* start Data to process *

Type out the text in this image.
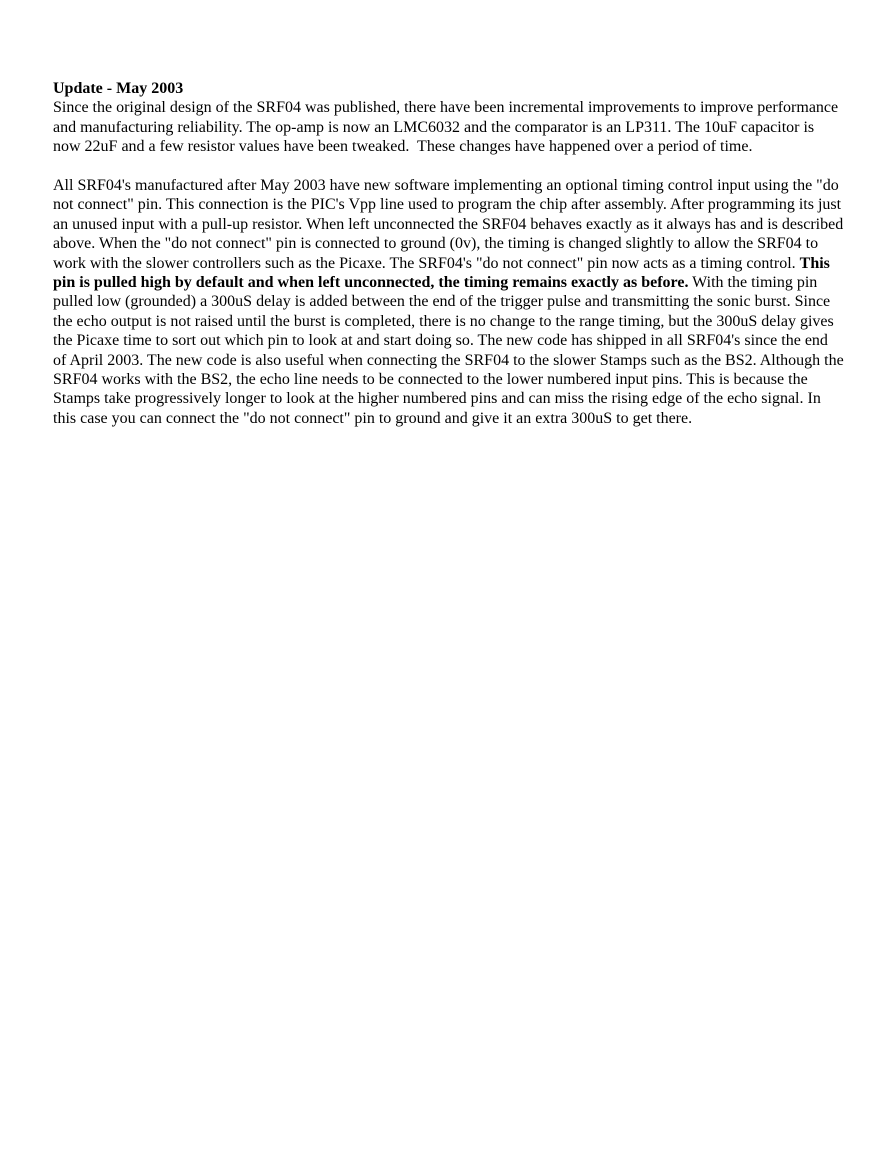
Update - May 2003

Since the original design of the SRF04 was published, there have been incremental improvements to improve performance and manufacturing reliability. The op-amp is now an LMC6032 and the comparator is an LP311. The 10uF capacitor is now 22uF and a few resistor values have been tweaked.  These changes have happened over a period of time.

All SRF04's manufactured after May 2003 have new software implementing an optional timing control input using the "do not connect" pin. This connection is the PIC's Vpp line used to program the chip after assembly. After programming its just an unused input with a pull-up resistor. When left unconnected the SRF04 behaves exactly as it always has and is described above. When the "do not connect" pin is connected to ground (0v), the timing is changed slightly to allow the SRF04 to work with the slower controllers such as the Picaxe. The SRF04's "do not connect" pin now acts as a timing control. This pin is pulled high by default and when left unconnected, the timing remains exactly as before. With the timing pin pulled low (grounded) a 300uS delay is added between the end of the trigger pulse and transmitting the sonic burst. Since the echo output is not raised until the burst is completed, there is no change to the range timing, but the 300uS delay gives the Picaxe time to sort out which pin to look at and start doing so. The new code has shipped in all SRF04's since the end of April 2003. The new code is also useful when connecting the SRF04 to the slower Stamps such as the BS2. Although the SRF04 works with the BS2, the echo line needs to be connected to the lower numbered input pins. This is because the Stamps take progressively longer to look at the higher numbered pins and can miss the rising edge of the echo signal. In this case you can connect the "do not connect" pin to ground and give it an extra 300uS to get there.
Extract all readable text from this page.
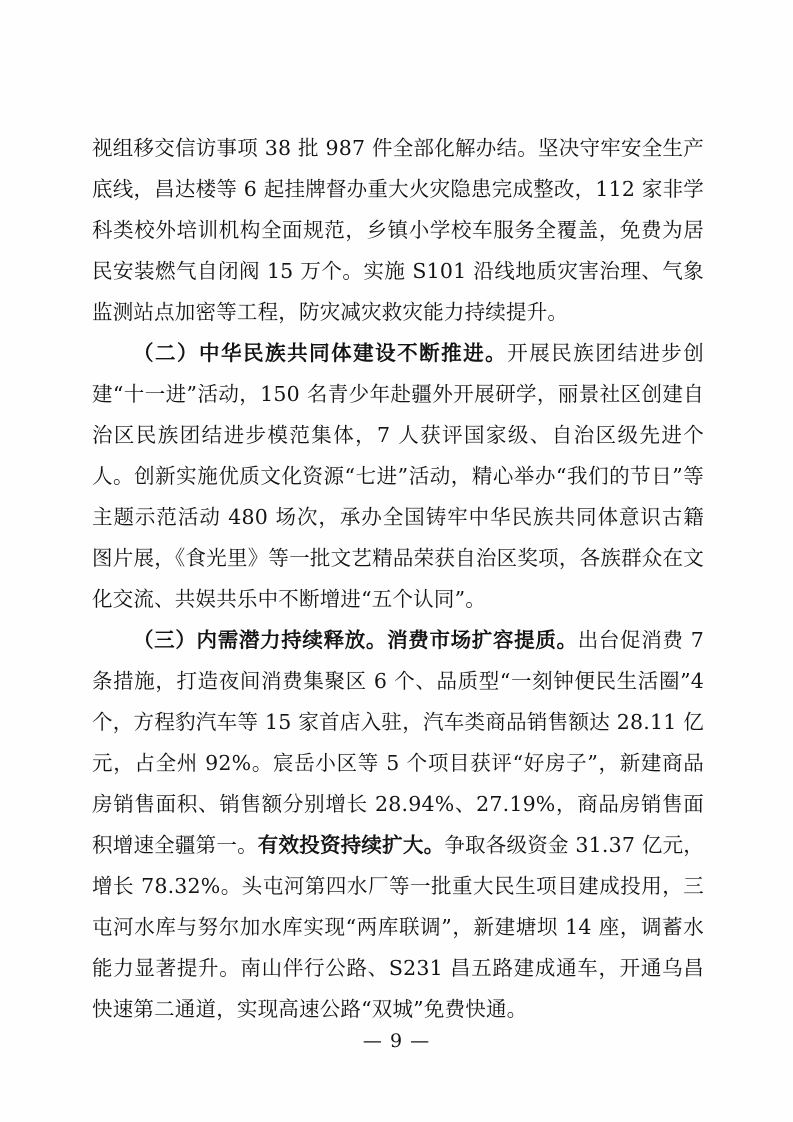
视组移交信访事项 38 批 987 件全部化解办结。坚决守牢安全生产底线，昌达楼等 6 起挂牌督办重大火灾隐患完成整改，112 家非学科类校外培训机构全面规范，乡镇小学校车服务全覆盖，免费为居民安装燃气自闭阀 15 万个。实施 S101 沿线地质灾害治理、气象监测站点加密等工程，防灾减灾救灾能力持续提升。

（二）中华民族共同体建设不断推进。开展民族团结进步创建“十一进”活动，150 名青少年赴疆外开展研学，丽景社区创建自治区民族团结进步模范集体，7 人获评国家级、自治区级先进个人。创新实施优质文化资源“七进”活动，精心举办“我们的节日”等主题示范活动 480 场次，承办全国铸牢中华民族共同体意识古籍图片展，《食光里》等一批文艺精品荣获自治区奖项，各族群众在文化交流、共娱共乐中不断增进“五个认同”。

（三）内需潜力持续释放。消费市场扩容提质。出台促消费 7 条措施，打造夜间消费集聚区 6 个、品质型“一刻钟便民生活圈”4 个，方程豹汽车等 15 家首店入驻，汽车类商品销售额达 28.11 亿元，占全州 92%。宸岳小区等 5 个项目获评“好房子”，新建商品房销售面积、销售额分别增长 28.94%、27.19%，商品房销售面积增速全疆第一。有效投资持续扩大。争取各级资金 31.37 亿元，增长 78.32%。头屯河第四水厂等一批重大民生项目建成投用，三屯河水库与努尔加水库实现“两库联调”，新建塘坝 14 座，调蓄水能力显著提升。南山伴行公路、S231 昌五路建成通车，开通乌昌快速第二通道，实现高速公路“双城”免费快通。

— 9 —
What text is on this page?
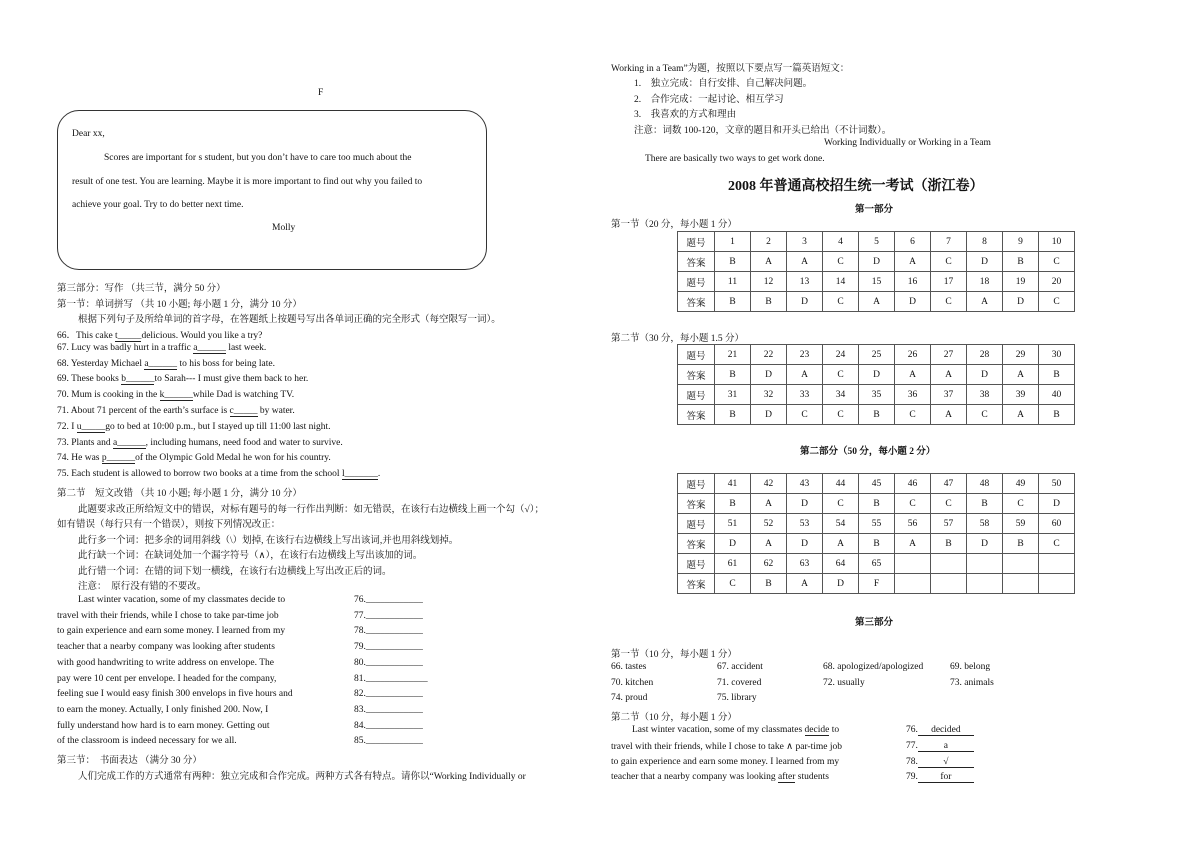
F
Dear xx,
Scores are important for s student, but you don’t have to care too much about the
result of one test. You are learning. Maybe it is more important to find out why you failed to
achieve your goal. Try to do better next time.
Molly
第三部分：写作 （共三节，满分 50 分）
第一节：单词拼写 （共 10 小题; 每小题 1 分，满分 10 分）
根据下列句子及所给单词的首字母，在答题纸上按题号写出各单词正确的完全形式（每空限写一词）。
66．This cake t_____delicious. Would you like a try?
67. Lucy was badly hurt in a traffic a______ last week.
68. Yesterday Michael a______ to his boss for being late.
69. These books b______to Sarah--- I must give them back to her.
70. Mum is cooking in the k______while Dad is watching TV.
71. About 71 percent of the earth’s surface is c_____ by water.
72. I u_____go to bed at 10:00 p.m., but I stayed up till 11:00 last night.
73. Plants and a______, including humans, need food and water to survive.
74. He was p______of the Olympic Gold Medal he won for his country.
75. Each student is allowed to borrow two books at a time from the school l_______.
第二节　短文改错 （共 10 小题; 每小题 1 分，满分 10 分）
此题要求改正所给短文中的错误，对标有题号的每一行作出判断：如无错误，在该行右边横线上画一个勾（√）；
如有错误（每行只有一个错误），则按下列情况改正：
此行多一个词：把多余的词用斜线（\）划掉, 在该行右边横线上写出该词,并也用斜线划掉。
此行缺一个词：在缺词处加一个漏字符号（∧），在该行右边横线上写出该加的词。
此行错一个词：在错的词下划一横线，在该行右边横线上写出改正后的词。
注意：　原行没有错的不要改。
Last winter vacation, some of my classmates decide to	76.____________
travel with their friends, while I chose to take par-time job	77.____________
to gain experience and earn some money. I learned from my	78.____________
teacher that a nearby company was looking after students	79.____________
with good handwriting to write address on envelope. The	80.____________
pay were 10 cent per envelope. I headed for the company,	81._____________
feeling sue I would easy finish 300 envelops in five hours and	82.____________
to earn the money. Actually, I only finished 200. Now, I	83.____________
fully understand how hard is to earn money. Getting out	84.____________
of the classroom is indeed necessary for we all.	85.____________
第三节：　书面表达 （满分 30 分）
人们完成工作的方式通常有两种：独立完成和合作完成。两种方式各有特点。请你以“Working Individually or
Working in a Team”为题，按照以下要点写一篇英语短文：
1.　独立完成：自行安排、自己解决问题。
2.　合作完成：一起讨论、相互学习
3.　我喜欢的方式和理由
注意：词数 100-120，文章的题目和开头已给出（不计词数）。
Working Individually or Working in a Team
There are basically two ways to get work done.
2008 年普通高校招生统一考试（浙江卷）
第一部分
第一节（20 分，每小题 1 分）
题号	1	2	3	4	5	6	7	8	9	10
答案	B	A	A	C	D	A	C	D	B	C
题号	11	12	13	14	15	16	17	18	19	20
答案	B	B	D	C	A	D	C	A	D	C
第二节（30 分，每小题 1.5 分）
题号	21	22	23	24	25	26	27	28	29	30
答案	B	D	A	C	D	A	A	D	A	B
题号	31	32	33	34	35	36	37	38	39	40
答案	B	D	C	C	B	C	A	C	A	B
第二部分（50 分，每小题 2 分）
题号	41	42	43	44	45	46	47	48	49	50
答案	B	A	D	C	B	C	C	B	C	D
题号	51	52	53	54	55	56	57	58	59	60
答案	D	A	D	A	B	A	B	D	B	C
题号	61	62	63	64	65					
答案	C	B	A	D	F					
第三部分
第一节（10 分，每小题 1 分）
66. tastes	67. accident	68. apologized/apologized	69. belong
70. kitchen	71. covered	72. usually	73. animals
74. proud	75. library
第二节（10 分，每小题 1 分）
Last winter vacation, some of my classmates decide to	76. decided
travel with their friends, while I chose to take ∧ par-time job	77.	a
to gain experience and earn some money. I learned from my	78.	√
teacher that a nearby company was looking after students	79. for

* end Data to process *

How many lines of these entries contain "take"? Answer with the number and nothing else.

■ Result of this task ■
3